| WHAT IS ASKED |
Pictures stay out of the copy; set down each line of the listing below exactly.
....
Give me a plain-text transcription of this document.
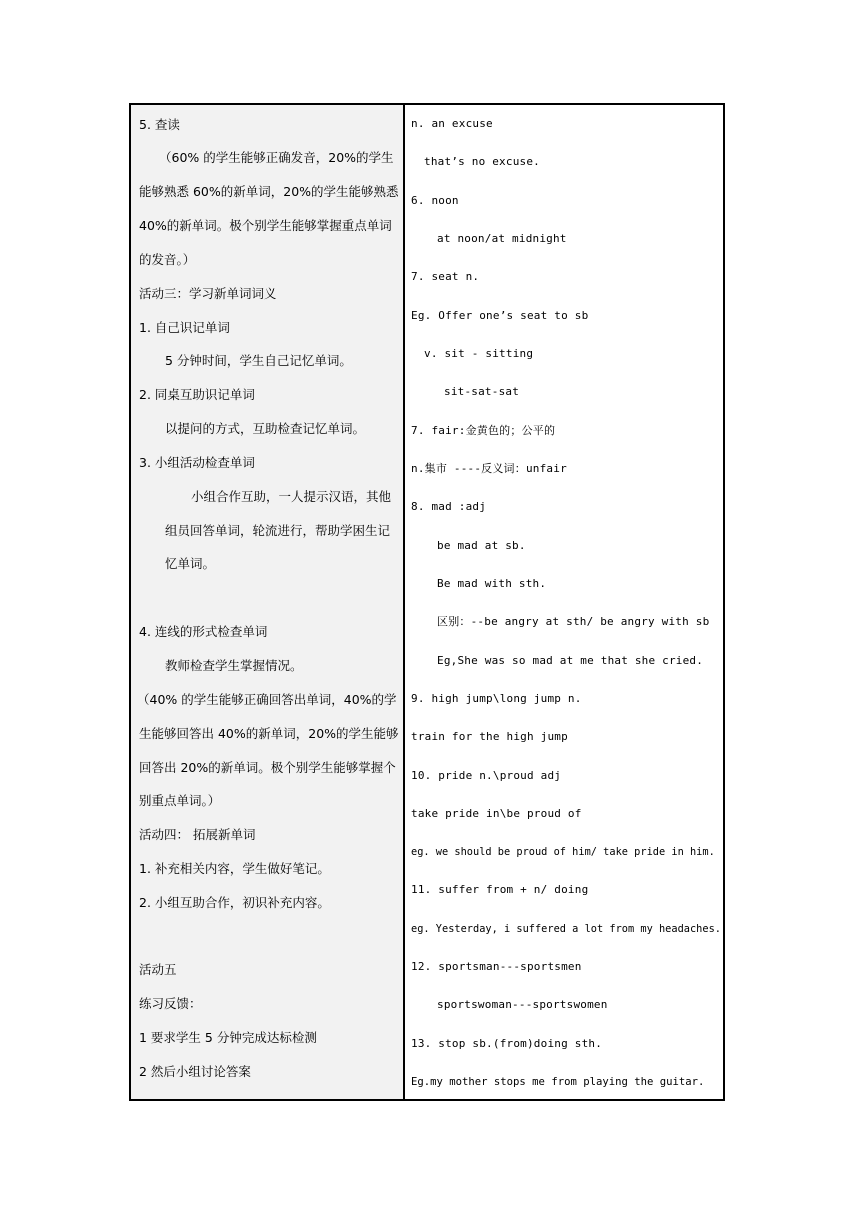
5. 查读
（60% 的学生能够正确发音，20%的学生
能够熟悉 60%的新单词，20%的学生能够熟悉
40%的新单词。极个别学生能够掌握重点单词
的发音。）
活动三：学习新单词词义
1. 自己识记单词
5 分钟时间，学生自己记忆单词。
2. 同桌互助识记单词
以提问的方式，互助检查记忆单词。
3. 小组活动检查单词
小组合作互助，一人提示汉语，其他
组员回答单词，轮流进行，帮助学困生记
忆单词。
4. 连线的形式检查单词
教师检查学生掌握情况。
（40% 的学生能够正确回答出单词，40%的学
生能够回答出 40%的新单词，20%的学生能够
回答出 20%的新单词。极个别学生能够掌握个
别重点单词。）
活动四： 拓展新单词
1. 补充相关内容，学生做好笔记。
2. 小组互助合作，初识补充内容。
活动五
练习反馈：
1 要求学生 5 分钟完成达标检测
2 然后小组讨论答案
n. an excuse
that’s no excuse.
6. noon
at noon/at midnight
7. seat n.
Eg. Offer one’s seat to sb
v. sit - sitting
sit-sat-sat
7. fair:金黄色的；公平的
n.集市 ----反义词：unfair
8. mad :adj
be mad at sb.
Be mad with sth.
区别：--be angry at sth/ be angry with sb
Eg,She was so mad at me that she cried.
9. high jump\long jump n.
train for the high jump
10. pride n.\proud adj
take pride in\be proud of
eg. we should be proud of him/ take pride in him.
11. suffer from + n/ doing
eg. Yesterday, i suffered a lot from my headaches.
12. sportsman---sportsmen
sportswoman---sportswomen
13. stop sb.(from)doing sth.
Eg.my mother stops me from playing the guitar.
....
| OUTPUT |
Give me a plain-text transcription of this document.
5. 查读
（60% 的学生能够正确发音，20%的学生
能够熟悉 60%的新单词，20%的学生能够熟悉
40%的新单词。极个别学生能够掌握重点单词
的发音。）
活动三：学习新单词词义
1. 自己识记单词
5 分钟时间，学生自己记忆单词。
2. 同桌互助识记单词
以提问的方式，互助检查记忆单词。
3. 小组活动检查单词
小组合作互助，一人提示汉语，其他
组员回答单词，轮流进行，帮助学困生记
忆单词。
4. 连线的形式检查单词
教师检查学生掌握情况。
（40% 的学生能够正确回答出单词，40%的学
生能够回答出 40%的新单词，20%的学生能够
回答出 20%的新单词。极个别学生能够掌握个
别重点单词。）
活动四： 拓展新单词
1. 补充相关内容，学生做好笔记。
2. 小组互助合作，初识补充内容。
活动五
练习反馈：
1 要求学生 5 分钟完成达标检测
2 然后小组讨论答案
n. an excuse
that’s no excuse.
6. noon
at noon/at midnight
7. seat n.
Eg. Offer one’s seat to sb
v. sit - sitting
sit-sat-sat
7. fair:金黄色的；公平的
n.集市 ----反义词：unfair
8. mad :adj
be mad at sb.
Be mad with sth.
区别：--be angry at sth/ be angry with sb
Eg,She was so mad at me that she cried.
9. high jump\long jump n.
train for the high jump
10. pride n.\proud adj
take pride in\be proud of
eg. we should be proud of him/ take pride in him.
11. suffer from + n/ doing
eg. Yesterday, i suffered a lot from my headaches.
12. sportsman---sportsmen
sportswoman---sportswomen
13. stop sb.(from)doing sth.
Eg.my mother stops me from playing the guitar.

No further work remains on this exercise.